* Problem requirements *
Repeat all of the data precisely.

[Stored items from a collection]
* Begin *
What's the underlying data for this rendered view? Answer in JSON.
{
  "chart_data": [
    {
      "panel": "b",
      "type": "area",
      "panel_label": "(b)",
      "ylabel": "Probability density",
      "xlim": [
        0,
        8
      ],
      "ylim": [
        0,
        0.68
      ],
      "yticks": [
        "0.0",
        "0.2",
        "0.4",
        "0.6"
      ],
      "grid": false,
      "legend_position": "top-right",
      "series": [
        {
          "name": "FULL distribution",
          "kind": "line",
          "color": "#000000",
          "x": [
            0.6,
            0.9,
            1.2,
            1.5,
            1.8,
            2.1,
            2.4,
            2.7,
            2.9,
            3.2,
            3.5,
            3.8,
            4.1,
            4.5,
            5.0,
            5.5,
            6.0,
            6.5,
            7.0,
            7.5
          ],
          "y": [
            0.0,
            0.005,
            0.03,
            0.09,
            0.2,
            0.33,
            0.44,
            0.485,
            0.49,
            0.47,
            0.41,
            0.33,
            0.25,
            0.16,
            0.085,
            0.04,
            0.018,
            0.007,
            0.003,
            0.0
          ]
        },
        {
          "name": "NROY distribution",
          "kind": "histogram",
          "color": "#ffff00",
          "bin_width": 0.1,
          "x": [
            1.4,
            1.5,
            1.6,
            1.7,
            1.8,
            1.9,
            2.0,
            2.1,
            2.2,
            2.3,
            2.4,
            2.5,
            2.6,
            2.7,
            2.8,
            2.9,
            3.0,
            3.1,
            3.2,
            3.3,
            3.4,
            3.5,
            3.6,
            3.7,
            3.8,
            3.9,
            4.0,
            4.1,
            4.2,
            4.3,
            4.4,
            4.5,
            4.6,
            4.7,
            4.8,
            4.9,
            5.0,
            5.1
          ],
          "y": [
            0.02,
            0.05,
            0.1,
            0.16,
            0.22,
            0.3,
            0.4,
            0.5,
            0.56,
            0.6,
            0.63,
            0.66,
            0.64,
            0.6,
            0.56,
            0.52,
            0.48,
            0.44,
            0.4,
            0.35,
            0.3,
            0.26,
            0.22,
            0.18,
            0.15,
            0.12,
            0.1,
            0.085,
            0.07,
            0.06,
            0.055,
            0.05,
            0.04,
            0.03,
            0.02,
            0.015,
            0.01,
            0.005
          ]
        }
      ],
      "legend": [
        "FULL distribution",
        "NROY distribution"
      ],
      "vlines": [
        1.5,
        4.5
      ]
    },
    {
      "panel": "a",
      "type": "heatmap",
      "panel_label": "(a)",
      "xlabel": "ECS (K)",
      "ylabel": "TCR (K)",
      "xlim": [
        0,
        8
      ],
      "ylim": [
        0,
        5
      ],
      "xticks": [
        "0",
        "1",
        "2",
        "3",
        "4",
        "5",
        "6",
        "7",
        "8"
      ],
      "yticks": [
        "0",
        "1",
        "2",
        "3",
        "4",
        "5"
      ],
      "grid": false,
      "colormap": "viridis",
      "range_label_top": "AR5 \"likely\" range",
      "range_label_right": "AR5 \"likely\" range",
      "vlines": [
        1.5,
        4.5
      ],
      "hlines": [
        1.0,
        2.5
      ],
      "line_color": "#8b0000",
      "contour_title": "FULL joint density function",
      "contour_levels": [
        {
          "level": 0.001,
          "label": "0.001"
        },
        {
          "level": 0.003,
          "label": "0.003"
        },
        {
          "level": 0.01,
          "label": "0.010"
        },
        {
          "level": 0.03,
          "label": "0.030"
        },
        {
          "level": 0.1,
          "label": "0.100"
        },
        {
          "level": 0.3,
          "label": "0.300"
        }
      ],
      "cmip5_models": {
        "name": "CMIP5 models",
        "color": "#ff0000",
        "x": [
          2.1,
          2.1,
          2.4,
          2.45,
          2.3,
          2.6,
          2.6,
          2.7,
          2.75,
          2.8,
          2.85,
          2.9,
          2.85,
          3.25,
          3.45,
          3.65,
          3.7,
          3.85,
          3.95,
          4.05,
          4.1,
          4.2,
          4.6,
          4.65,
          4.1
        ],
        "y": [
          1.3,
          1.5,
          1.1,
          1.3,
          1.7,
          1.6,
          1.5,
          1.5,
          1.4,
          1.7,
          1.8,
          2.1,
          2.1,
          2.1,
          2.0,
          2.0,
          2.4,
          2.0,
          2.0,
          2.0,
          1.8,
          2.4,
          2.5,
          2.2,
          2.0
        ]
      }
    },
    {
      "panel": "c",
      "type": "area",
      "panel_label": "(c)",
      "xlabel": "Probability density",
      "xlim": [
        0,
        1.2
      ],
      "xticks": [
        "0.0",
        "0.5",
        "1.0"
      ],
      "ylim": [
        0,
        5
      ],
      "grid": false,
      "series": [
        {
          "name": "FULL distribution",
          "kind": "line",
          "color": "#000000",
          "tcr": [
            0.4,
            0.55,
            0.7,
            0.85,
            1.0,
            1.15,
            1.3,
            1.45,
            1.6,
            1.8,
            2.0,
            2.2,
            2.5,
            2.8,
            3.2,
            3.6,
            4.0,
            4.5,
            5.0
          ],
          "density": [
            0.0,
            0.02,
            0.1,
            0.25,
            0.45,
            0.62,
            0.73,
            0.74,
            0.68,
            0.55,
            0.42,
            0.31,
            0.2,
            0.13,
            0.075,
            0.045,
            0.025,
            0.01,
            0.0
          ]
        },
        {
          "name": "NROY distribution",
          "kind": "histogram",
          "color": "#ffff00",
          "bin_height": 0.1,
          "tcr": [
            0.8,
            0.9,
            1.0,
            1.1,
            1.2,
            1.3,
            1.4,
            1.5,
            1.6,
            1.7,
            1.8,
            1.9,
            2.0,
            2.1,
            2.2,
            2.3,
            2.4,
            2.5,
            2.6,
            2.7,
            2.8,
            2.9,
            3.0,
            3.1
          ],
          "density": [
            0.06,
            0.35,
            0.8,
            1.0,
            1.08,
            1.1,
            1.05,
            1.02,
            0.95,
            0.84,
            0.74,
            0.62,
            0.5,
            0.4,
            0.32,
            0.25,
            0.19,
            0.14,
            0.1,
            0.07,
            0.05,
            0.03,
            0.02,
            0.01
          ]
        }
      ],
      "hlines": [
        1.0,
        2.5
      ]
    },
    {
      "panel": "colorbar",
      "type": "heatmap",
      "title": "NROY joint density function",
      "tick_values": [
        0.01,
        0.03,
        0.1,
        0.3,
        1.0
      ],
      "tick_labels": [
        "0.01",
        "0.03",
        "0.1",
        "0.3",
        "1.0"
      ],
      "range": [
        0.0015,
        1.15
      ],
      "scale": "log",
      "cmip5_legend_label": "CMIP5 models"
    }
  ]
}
* End *
* Answer to the exercise *
What's the underlying data for this rendered view? Answer in JSON.
{
  "chart_data": [
    {
      "panel": "b",
      "type": "area",
      "panel_label": "(b)",
      "ylabel": "Probability density",
      "xlim": [
        0,
        8
      ],
      "ylim": [
        0,
        0.68
      ],
      "yticks": [
        "0.0",
        "0.2",
        "0.4",
        "0.6"
      ],
      "grid": false,
      "legend_position": "top-right",
      "series": [
        {
          "name": "FULL distribution",
          "kind": "line",
          "color": "#000000",
          "x": [
            0.6,
            0.9,
            1.2,
            1.5,
            1.8,
            2.1,
            2.4,
            2.7,
            2.9,
            3.2,
            3.5,
            3.8,
            4.1,
            4.5,
            5.0,
            5.5,
            6.0,
            6.5,
            7.0,
            7.5
          ],
          "y": [
            0.0,
            0.005,
            0.03,
            0.09,
            0.2,
            0.33,
            0.44,
            0.485,
            0.49,
            0.47,
            0.41,
            0.33,
            0.25,
            0.16,
            0.085,
            0.04,
            0.018,
            0.007,
            0.003,
            0.0
          ]
        },
        {
          "name": "NROY distribution",
          "kind": "histogram",
          "color": "#ffff00",
          "bin_width": 0.1,
          "x": [
            1.4,
            1.5,
            1.6,
            1.7,
            1.8,
            1.9,
            2.0,
            2.1,
            2.2,
            2.3,
            2.4,
            2.5,
            2.6,
            2.7,
            2.8,
            2.9,
            3.0,
            3.1,
            3.2,
            3.3,
            3.4,
            3.5,
            3.6,
            3.7,
            3.8,
            3.9,
            4.0,
            4.1,
            4.2,
            4.3,
            4.4,
            4.5,
            4.6,
            4.7,
            4.8,
            4.9,
            5.0,
            5.1
          ],
          "y": [
            0.02,
            0.05,
            0.1,
            0.16,
            0.22,
            0.3,
            0.4,
            0.5,
            0.56,
            0.6,
            0.63,
            0.66,
            0.64,
            0.6,
            0.56,
            0.52,
            0.48,
            0.44,
            0.4,
            0.35,
            0.3,
            0.26,
            0.22,
            0.18,
            0.15,
            0.12,
            0.1,
            0.085,
            0.07,
            0.06,
            0.055,
            0.05,
            0.04,
            0.03,
            0.02,
            0.015,
            0.01,
            0.005
          ]
        }
      ],
      "legend": [
        "FULL distribution",
        "NROY distribution"
      ],
      "vlines": [
        1.5,
        4.5
      ]
    },
    {
      "panel": "a",
      "type": "heatmap",
      "panel_label": "(a)",
      "xlabel": "ECS (K)",
      "ylabel": "TCR (K)",
      "xlim": [
        0,
        8
      ],
      "ylim": [
        0,
        5
      ],
      "xticks": [
        "0",
        "1",
        "2",
        "3",
        "4",
        "5",
        "6",
        "7",
        "8"
      ],
      "yticks": [
        "0",
        "1",
        "2",
        "3",
        "4",
        "5"
      ],
      "grid": false,
      "colormap": "viridis",
      "range_label_top": "AR5 \"likely\" range",
      "range_label_right": "AR5 \"likely\" range",
      "vlines": [
        1.5,
        4.5
      ],
      "hlines": [
        1.0,
        2.5
      ],
      "line_color": "#8b0000",
      "contour_title": "FULL joint density function",
      "contour_levels": [
        {
          "level": 0.001,
          "label": "0.001"
        },
        {
          "level": 0.003,
          "label": "0.003"
        },
        {
          "level": 0.01,
          "label": "0.010"
        },
        {
          "level": 0.03,
          "label": "0.030"
        },
        {
          "level": 0.1,
          "label": "0.100"
        },
        {
          "level": 0.3,
          "label": "0.300"
        }
      ],
      "cmip5_models": {
        "name": "CMIP5 models",
        "color": "#ff0000",
        "x": [
          2.1,
          2.1,
          2.4,
          2.45,
          2.3,
          2.6,
          2.6,
          2.7,
          2.75,
          2.8,
          2.85,
          2.9,
          2.85,
          3.25,
          3.45,
          3.65,
          3.7,
          3.85,
          3.95,
          4.05,
          4.1,
          4.2,
          4.6,
          4.65,
          4.1
        ],
        "y": [
          1.3,
          1.5,
          1.1,
          1.3,
          1.7,
          1.6,
          1.5,
          1.5,
          1.4,
          1.7,
          1.8,
          2.1,
          2.1,
          2.1,
          2.0,
          2.0,
          2.4,
          2.0,
          2.0,
          2.0,
          1.8,
          2.4,
          2.5,
          2.2,
          2.0
        ]
      }
    },
    {
      "panel": "c",
      "type": "area",
      "panel_label": "(c)",
      "xlabel": "Probability density",
      "xlim": [
        0,
        1.2
      ],
      "xticks": [
        "0.0",
        "0.5",
        "1.0"
      ],
      "ylim": [
        0,
        5
      ],
      "grid": false,
      "series": [
        {
          "name": "FULL distribution",
          "kind": "line",
          "color": "#000000",
          "tcr": [
            0.4,
            0.55,
            0.7,
            0.85,
            1.0,
            1.15,
            1.3,
            1.45,
            1.6,
            1.8,
            2.0,
            2.2,
            2.5,
            2.8,
            3.2,
            3.6,
            4.0,
            4.5,
            5.0
          ],
          "density": [
            0.0,
            0.02,
            0.1,
            0.25,
            0.45,
            0.62,
            0.73,
            0.74,
            0.68,
            0.55,
            0.42,
            0.31,
            0.2,
            0.13,
            0.075,
            0.045,
            0.025,
            0.01,
            0.0
          ]
        },
        {
          "name": "NROY distribution",
          "kind": "histogram",
          "color": "#ffff00",
          "bin_height": 0.1,
          "tcr": [
            0.8,
            0.9,
            1.0,
            1.1,
            1.2,
            1.3,
            1.4,
            1.5,
            1.6,
            1.7,
            1.8,
            1.9,
            2.0,
            2.1,
            2.2,
            2.3,
            2.4,
            2.5,
            2.6,
            2.7,
            2.8,
            2.9,
            3.0,
            3.1
          ],
          "density": [
            0.06,
            0.35,
            0.8,
            1.0,
            1.08,
            1.1,
            1.05,
            1.02,
            0.95,
            0.84,
            0.74,
            0.62,
            0.5,
            0.4,
            0.32,
            0.25,
            0.19,
            0.14,
            0.1,
            0.07,
            0.05,
            0.03,
            0.02,
            0.01
          ]
        }
      ],
      "hlines": [
        1.0,
        2.5
      ]
    },
    {
      "panel": "colorbar",
      "type": "heatmap",
      "title": "NROY joint density function",
      "tick_values": [
        0.01,
        0.03,
        0.1,
        0.3,
        1.0
      ],
      "tick_labels": [
        "0.01",
        "0.03",
        "0.1",
        "0.3",
        "1.0"
      ],
      "range": [
        0.0015,
        1.15
      ],
      "scale": "log",
      "cmip5_legend_label": "CMIP5 models"
    }
  ]
}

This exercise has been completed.